* begin MATERIAL FOR THE TASK *

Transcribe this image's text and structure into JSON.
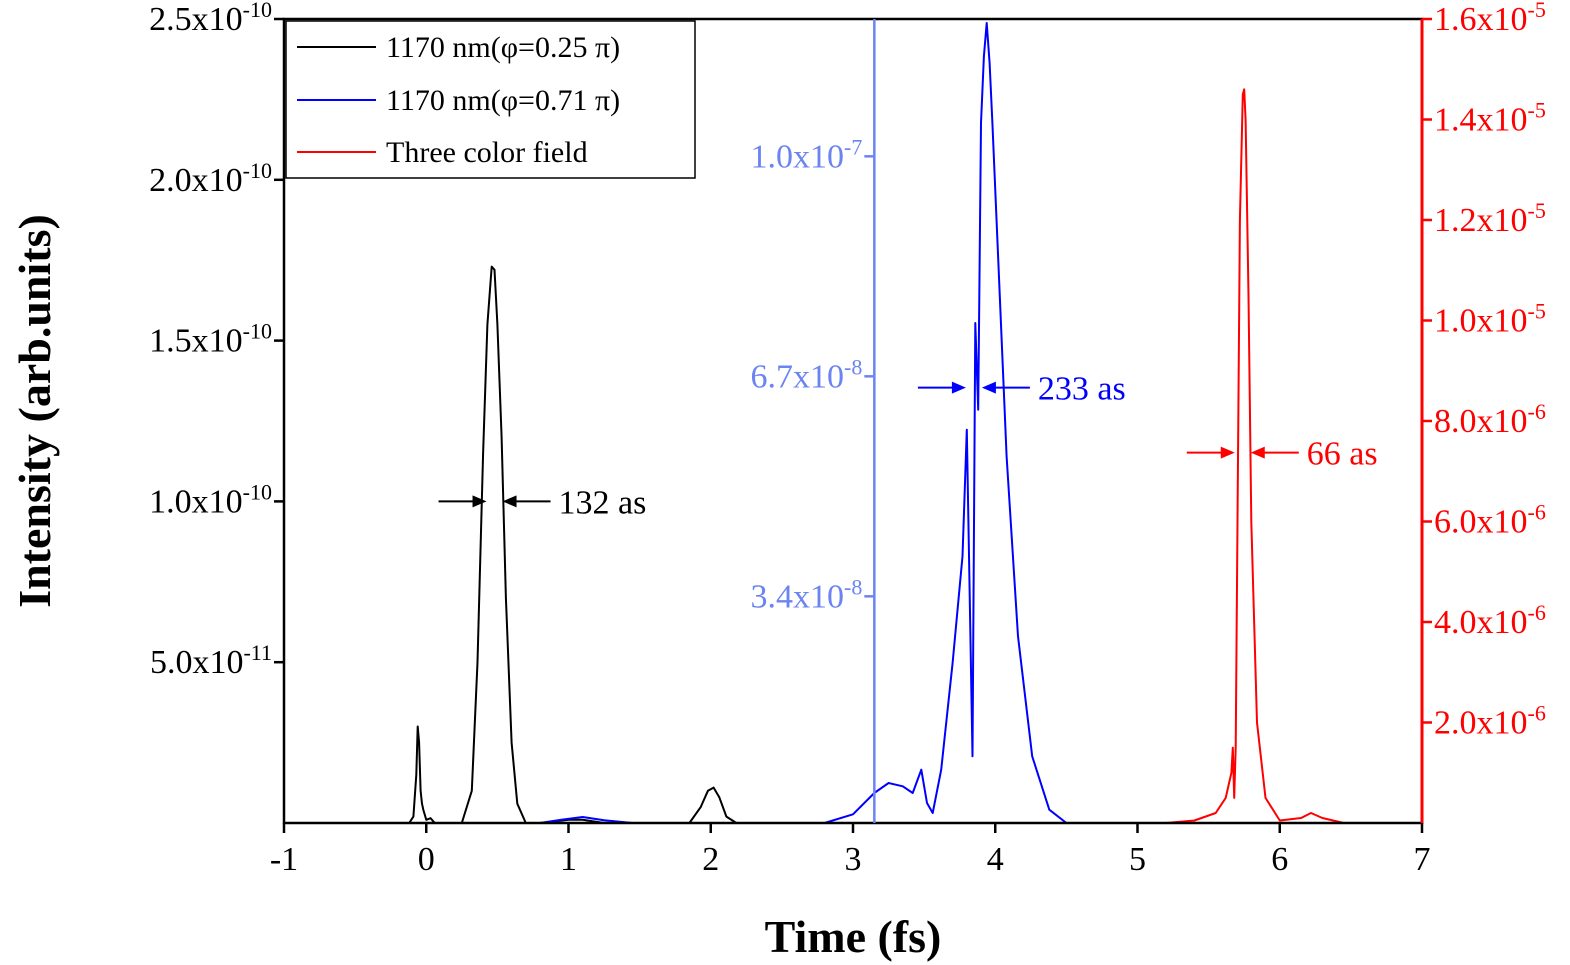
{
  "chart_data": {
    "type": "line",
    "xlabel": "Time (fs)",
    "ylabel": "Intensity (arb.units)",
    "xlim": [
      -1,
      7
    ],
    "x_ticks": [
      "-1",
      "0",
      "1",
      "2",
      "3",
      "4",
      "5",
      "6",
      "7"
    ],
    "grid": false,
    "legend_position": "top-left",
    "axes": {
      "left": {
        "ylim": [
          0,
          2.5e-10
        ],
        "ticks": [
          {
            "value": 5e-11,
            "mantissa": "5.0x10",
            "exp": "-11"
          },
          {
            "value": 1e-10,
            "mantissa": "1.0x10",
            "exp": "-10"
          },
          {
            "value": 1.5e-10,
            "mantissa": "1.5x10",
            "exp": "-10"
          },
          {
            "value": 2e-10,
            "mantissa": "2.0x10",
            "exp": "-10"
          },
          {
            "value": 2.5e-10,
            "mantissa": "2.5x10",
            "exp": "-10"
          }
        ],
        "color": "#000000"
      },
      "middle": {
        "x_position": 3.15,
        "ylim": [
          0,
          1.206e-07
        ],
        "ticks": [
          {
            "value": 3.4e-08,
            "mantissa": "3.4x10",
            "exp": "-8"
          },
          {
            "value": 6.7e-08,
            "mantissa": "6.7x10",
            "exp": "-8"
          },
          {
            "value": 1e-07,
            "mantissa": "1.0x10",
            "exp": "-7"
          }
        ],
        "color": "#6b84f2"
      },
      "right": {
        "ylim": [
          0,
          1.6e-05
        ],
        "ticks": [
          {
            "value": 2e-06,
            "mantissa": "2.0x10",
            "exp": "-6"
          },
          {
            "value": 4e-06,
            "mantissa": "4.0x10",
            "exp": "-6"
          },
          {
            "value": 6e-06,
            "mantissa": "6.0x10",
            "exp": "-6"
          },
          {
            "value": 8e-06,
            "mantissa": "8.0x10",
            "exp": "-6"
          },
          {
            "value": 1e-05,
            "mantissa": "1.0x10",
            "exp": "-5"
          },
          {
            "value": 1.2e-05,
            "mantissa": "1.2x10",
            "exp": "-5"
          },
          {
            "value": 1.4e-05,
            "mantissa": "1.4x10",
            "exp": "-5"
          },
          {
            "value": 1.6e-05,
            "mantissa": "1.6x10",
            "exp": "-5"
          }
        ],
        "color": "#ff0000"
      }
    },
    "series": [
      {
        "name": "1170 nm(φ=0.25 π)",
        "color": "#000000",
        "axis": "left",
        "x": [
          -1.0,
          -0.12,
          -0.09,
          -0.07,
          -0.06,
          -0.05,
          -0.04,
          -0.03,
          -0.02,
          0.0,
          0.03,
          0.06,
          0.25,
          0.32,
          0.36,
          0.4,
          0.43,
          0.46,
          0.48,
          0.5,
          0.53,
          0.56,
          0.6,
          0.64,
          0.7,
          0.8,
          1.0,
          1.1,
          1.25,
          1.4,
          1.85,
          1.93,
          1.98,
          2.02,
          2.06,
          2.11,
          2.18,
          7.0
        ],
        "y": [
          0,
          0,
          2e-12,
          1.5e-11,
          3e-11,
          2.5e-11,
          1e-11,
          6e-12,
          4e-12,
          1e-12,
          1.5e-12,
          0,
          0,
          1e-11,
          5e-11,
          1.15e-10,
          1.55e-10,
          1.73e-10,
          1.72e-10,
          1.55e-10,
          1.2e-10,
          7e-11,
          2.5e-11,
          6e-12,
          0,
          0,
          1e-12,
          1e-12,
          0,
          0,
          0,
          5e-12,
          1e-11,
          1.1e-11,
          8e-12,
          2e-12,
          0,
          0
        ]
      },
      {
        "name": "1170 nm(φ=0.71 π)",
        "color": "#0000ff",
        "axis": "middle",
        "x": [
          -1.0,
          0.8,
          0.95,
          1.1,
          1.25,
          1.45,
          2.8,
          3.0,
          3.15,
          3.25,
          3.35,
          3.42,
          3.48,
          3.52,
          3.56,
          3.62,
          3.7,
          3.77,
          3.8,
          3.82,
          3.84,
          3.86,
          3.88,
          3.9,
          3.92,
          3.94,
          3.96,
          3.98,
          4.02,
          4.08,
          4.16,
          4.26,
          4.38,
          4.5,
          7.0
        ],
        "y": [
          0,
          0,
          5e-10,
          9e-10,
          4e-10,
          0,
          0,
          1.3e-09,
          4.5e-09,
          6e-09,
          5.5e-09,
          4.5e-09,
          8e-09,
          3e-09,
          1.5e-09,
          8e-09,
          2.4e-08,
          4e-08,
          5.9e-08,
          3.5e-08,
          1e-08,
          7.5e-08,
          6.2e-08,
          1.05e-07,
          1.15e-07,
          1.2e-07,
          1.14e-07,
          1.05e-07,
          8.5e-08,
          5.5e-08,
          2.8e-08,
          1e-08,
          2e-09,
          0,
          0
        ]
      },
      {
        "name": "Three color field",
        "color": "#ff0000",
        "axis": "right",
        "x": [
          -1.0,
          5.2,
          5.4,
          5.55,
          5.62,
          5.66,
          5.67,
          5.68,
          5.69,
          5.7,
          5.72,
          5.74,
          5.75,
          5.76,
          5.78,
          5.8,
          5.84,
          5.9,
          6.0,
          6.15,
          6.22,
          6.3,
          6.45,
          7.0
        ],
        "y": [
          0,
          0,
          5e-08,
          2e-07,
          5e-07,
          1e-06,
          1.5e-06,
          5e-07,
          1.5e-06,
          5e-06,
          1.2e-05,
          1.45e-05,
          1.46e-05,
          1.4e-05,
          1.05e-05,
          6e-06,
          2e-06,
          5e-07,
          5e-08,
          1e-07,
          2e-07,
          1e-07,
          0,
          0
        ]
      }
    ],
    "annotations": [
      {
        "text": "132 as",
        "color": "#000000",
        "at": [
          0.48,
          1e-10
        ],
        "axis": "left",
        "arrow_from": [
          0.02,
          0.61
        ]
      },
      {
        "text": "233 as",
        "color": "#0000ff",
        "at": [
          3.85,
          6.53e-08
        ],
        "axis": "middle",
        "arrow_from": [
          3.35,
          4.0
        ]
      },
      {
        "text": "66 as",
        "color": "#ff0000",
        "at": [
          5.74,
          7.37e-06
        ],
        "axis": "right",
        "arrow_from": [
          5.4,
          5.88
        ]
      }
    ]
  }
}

* end MATERIAL FOR THE TASK *
* begin MATERIAL FOR THE TASK *

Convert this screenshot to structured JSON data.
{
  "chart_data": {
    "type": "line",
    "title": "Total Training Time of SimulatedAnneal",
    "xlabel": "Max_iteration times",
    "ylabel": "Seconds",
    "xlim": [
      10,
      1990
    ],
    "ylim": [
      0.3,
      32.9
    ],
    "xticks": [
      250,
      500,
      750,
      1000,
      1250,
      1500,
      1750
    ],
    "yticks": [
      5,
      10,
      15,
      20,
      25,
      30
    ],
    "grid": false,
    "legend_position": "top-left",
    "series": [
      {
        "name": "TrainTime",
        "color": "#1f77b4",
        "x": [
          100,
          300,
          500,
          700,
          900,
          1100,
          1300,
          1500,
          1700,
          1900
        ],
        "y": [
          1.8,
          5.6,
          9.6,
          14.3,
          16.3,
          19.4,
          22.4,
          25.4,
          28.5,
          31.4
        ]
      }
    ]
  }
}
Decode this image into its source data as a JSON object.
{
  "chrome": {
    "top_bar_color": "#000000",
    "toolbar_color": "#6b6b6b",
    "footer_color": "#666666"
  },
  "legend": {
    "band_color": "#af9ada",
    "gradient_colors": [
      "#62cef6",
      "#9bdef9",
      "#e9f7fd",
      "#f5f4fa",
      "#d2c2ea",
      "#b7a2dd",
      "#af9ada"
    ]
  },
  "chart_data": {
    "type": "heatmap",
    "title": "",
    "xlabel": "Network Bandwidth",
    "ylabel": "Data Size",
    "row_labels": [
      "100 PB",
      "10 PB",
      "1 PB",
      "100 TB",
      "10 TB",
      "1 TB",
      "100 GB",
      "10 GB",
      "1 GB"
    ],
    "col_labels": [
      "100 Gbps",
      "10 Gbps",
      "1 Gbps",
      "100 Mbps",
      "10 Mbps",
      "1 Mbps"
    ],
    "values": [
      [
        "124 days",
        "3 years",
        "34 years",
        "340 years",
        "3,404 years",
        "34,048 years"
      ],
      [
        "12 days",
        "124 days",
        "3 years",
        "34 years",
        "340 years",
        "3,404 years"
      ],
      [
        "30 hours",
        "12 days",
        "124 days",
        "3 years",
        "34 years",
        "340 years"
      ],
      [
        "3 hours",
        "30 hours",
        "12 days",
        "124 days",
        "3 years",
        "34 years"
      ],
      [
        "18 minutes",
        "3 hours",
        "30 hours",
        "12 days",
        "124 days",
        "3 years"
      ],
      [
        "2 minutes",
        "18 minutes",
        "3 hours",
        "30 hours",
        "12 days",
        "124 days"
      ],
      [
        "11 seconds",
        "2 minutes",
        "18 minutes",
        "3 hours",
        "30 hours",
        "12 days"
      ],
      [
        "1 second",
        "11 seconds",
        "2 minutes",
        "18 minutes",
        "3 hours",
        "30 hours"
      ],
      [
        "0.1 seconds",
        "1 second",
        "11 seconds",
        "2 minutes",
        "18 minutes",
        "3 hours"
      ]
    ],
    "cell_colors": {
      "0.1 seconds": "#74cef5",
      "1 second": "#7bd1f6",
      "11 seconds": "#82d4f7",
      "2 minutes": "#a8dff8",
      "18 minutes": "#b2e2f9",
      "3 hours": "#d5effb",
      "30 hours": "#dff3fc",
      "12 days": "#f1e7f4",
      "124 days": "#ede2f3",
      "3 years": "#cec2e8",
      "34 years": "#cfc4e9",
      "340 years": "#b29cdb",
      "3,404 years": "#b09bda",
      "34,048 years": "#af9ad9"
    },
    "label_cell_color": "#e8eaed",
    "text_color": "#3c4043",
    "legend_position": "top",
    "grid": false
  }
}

* end MATERIAL FOR THE TASK *

**GOAL:**
In the listing, find all lines with the string "image" and copy them.

**EXPECTED OUTPUT:**
Transcribe this image's text and structure into JSON.
Decode this image into its source data as a JSON object.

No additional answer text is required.